Extracted data entries
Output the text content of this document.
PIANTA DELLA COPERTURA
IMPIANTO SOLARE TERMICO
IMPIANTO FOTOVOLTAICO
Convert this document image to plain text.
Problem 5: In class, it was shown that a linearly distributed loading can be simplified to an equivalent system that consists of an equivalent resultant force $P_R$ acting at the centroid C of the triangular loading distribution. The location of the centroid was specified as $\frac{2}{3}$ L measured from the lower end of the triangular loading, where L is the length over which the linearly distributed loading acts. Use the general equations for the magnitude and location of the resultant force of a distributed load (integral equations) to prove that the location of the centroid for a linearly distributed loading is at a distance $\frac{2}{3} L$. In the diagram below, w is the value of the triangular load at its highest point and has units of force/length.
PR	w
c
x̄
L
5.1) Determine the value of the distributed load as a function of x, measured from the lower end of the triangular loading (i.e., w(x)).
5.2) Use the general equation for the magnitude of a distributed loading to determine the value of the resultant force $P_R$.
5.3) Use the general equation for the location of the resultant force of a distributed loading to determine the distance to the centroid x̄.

Exercise requirements = Where a line of the records above holds the word "document", copy that line.

Full output =
Output the text content of this document.
Convert this document image to plain text.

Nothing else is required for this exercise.